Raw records
☆ ☆ ☆ ☆ ☆

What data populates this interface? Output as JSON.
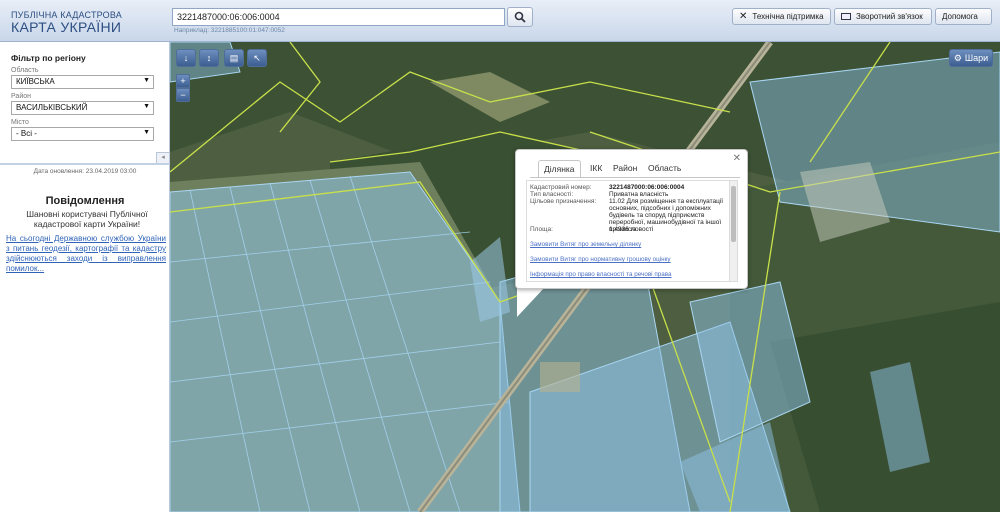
{
  "header": {
    "logo_line1": "ПУБЛІЧНА КАДАСТРОВА",
    "logo_line2": "КАРТА УКРАЇНИ",
    "search_value": "3221487000:06:006:0004",
    "search_hint": "Наприклад: 3221885100:01:047:0052",
    "support_label": "Технічна підтримка",
    "feedback_label": "Зворотний зв'язок",
    "help_label": "Допомога"
  },
  "sidebar": {
    "filter_title": "Фільтр по регіону",
    "region_label": "Область",
    "region_value": "КИЇВСЬКА",
    "district_label": "Район",
    "district_value": "ВАСИЛЬКІВСЬКИЙ",
    "city_label": "Місто",
    "city_value": "- Всі -",
    "updated": "Дата оновлення: 23.04.2019 03:00",
    "notice_title": "Повідомлення",
    "notice_text": "Шановні користувачі Публічної кадастрової карти України!",
    "notice_link": "На сьогодні Державною службою України з питань геодезії, картографії та кадастру здійснюються заходи із виправлення помилок..."
  },
  "map": {
    "layers_label": "Шари",
    "zoom_in": "+",
    "zoom_out": "−"
  },
  "popup": {
    "tabs": [
      "Ділянка",
      "ІКК",
      "Район",
      "Область"
    ],
    "fields": [
      {
        "key": "Кадастровий номер:",
        "value": "3221487000:06:006:0004"
      },
      {
        "key": "Тип власності:",
        "value": "Приватна власність"
      },
      {
        "key": "Цільове призначення:",
        "value": "11.02 Для розміщення та експлуатації основних, підсобних і допоміжних будівель та споруд підприємств переробної, машинобудівної та іншої промисловості"
      },
      {
        "key": "Площа:",
        "value": "1.4936 га"
      }
    ],
    "links": [
      "Замовити Витяг про земельну ділянку",
      "Замовити Витяг про нормативну грошову оцінку",
      "Інформація про право власності та речові права"
    ]
  }
}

☆ ☆ ☆ ☆ ☆

▸ Aim:
Using the data above, write out every line exactly, leaving the images behind.

▸ Expected output:
What data populates this interface? Output as JSON.
{
  "header": {
    "logo_line1": "ПУБЛІЧНА КАДАСТРОВА",
    "logo_line2": "КАРТА УКРАЇНИ",
    "search_value": "3221487000:06:006:0004",
    "search_hint": "Наприклад: 3221885100:01:047:0052",
    "support_label": "Технічна підтримка",
    "feedback_label": "Зворотний зв'язок",
    "help_label": "Допомога"
  },
  "sidebar": {
    "filter_title": "Фільтр по регіону",
    "region_label": "Область",
    "region_value": "КИЇВСЬКА",
    "district_label": "Район",
    "district_value": "ВАСИЛЬКІВСЬКИЙ",
    "city_label": "Місто",
    "city_value": "- Всі -",
    "updated": "Дата оновлення: 23.04.2019 03:00",
    "notice_title": "Повідомлення",
    "notice_text": "Шановні користувачі Публічної кадастрової карти України!",
    "notice_link": "На сьогодні Державною службою України з питань геодезії, картографії та кадастру здійснюються заходи із виправлення помилок..."
  },
  "map": {
    "layers_label": "Шари",
    "zoom_in": "+",
    "zoom_out": "−"
  },
  "popup": {
    "tabs": [
      "Ділянка",
      "ІКК",
      "Район",
      "Область"
    ],
    "fields": [
      {
        "key": "Кадастровий номер:",
        "value": "3221487000:06:006:0004"
      },
      {
        "key": "Тип власності:",
        "value": "Приватна власність"
      },
      {
        "key": "Цільове призначення:",
        "value": "11.02 Для розміщення та експлуатації основних, підсобних і допоміжних будівель та споруд підприємств переробної, машинобудівної та іншої промисловості"
      },
      {
        "key": "Площа:",
        "value": "1.4936 га"
      }
    ],
    "links": [
      "Замовити Витяг про земельну ділянку",
      "Замовити Витяг про нормативну грошову оцінку",
      "Інформація про право власності та речові права"
    ]
  }
}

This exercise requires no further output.